▸ WHAT THIS TASK INVOLVES:
Go through the data below. Pull out every line that has the word "into".

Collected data
····················

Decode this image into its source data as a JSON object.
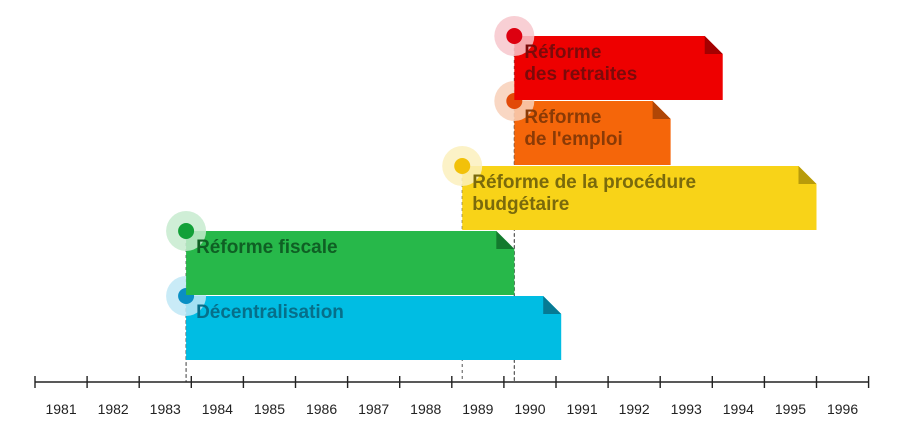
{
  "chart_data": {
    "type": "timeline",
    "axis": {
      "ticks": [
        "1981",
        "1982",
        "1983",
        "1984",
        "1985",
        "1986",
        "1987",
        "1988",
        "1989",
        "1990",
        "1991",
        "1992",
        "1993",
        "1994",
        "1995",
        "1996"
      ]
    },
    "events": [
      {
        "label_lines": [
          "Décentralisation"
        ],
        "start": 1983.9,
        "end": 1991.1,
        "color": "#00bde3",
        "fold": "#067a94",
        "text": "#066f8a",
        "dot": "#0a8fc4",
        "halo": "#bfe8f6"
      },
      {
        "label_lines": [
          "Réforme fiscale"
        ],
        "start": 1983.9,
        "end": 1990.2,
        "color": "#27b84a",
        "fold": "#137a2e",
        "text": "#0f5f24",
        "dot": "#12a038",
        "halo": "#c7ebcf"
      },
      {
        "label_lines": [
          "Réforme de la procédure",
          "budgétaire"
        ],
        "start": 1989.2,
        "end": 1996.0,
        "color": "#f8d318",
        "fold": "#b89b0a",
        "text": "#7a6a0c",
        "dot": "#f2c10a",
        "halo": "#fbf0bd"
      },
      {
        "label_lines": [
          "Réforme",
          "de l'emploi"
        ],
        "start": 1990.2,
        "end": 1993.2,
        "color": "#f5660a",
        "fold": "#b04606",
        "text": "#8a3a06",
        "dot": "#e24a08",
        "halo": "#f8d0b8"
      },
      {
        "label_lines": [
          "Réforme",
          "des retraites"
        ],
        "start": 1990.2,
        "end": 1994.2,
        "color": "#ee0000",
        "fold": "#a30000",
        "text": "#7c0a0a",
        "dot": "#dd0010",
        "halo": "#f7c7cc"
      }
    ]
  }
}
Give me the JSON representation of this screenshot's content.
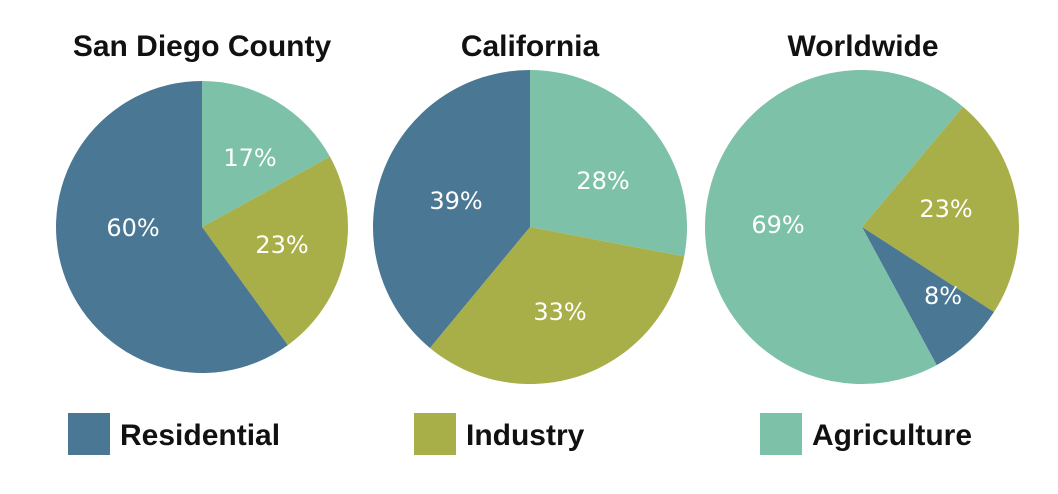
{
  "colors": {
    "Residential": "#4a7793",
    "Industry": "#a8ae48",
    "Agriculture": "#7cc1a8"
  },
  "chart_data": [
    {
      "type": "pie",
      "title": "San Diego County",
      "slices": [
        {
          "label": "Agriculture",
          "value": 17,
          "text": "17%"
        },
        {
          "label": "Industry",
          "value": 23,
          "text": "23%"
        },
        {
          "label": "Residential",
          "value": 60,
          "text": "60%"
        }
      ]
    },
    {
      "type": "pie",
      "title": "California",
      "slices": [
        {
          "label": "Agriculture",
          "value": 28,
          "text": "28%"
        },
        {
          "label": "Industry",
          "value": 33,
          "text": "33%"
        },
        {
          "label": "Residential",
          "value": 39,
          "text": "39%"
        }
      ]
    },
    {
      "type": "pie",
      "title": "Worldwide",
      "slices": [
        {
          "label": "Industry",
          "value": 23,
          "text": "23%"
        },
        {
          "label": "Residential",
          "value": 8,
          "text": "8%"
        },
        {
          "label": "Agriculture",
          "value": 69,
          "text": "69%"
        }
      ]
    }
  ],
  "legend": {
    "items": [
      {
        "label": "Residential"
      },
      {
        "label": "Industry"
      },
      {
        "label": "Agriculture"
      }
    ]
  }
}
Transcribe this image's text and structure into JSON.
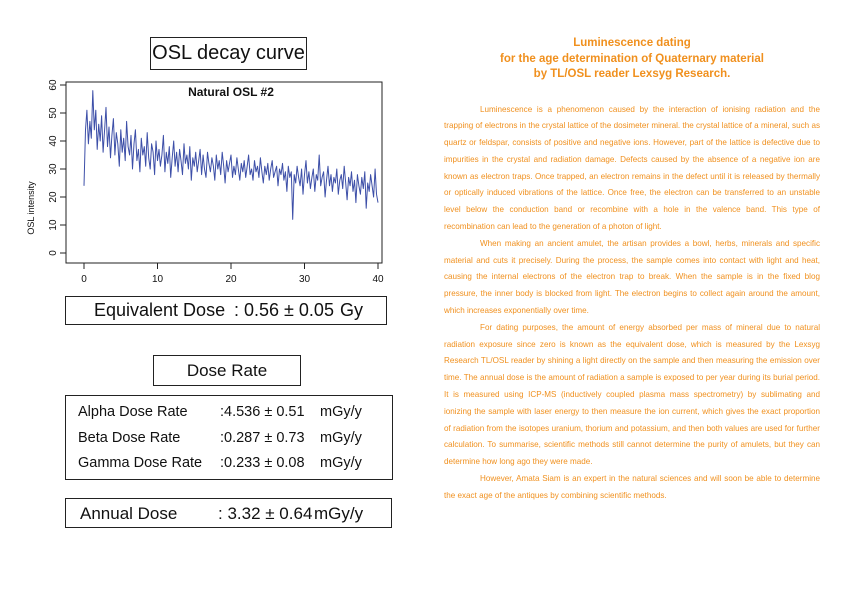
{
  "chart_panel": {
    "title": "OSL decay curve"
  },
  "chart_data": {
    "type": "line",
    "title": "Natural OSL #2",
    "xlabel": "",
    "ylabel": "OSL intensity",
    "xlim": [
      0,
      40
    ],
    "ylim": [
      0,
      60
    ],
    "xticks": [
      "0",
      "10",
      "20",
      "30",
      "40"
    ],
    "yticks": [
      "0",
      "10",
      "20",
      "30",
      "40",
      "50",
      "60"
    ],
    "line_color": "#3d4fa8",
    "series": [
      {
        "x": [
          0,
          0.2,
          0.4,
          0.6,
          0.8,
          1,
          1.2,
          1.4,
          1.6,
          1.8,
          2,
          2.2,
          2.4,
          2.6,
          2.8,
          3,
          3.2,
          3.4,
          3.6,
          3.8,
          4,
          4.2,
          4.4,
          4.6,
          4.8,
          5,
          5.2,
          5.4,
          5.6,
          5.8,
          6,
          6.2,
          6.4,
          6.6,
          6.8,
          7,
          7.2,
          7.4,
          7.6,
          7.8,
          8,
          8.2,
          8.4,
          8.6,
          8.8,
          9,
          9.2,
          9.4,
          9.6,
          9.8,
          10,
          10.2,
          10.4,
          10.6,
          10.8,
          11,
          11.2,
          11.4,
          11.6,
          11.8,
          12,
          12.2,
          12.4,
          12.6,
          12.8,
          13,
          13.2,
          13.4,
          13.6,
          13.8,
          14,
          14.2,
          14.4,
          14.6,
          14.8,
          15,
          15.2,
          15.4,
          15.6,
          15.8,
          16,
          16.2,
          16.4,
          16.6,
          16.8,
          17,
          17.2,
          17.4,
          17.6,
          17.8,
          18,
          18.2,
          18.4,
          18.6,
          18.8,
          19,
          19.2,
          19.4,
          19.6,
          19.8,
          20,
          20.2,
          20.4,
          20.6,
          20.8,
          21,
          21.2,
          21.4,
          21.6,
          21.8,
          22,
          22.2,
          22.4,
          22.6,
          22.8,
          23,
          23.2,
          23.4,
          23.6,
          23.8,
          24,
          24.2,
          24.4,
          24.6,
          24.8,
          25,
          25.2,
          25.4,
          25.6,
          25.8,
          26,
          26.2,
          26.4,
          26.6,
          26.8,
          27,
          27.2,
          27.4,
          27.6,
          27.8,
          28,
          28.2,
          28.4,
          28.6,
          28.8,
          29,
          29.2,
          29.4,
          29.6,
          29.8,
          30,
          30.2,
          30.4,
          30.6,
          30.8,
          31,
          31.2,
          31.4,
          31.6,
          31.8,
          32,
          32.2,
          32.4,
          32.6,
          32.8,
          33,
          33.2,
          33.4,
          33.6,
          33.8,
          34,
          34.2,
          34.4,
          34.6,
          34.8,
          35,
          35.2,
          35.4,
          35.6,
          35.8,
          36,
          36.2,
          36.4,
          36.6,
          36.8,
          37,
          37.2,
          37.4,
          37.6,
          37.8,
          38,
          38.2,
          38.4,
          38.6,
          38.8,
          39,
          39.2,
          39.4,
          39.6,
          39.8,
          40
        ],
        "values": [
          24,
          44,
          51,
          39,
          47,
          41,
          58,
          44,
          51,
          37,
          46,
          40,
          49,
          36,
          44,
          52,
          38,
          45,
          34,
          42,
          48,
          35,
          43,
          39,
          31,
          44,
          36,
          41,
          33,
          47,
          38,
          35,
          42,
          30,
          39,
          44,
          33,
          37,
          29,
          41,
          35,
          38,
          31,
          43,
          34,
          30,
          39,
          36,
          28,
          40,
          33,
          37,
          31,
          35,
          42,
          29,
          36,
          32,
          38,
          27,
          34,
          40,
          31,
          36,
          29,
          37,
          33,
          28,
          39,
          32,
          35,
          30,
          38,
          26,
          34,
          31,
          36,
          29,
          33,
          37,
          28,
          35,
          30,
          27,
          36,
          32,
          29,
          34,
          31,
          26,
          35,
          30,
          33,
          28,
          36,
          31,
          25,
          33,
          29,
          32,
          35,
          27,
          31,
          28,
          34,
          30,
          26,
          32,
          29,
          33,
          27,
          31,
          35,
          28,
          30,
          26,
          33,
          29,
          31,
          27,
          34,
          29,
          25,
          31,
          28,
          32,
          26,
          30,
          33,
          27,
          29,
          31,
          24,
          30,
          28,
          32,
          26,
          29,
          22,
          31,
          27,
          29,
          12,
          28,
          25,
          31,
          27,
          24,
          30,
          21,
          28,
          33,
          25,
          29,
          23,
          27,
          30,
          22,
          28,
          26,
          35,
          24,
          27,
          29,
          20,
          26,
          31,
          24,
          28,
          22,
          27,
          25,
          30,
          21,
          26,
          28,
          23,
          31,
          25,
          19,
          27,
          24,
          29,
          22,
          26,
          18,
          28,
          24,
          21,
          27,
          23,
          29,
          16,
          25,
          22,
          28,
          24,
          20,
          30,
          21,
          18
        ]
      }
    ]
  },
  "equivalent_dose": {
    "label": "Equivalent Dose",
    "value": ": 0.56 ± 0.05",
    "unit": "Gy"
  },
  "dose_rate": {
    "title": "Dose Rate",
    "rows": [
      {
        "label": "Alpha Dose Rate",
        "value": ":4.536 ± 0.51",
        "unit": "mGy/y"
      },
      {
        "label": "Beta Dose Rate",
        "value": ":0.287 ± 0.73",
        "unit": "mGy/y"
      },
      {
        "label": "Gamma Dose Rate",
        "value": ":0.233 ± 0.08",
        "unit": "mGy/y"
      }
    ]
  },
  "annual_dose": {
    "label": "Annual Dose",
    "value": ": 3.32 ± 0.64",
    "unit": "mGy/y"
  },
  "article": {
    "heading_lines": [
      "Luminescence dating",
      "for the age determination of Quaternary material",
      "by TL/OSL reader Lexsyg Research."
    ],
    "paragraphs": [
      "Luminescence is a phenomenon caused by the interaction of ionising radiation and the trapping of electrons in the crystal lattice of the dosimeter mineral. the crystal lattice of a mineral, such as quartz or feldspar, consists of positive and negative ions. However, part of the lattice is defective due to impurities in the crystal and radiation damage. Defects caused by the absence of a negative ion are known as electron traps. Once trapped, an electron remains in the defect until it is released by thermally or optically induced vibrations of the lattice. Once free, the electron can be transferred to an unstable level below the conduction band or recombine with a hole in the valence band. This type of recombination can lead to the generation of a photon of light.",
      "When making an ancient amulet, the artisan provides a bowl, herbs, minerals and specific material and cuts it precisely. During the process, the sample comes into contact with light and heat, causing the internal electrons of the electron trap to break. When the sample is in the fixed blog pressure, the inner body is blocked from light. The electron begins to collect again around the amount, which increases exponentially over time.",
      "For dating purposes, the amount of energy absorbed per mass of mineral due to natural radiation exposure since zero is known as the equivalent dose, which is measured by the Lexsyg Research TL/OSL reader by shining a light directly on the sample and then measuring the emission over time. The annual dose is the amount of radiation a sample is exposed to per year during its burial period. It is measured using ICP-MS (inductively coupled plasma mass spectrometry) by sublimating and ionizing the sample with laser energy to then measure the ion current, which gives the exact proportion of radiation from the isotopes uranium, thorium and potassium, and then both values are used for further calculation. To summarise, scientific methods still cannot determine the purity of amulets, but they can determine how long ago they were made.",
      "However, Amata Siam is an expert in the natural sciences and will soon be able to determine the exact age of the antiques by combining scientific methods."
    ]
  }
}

····················

▸ WRITTEN SOLUTION:
Decode this image into its source data as a JSON object.
Transcribe this image's text and structure into JSON.
      "When making an ancient amulet, the artisan provides a bowl, herbs, minerals and specific material and cuts it precisely. During the process, the sample comes into contact with light and heat, causing the internal electrons of the electron trap to break. When the sample is in the fixed blog pressure, the inner body is blocked from light. The electron begins to collect again around the amount, which increases exponentially over time.",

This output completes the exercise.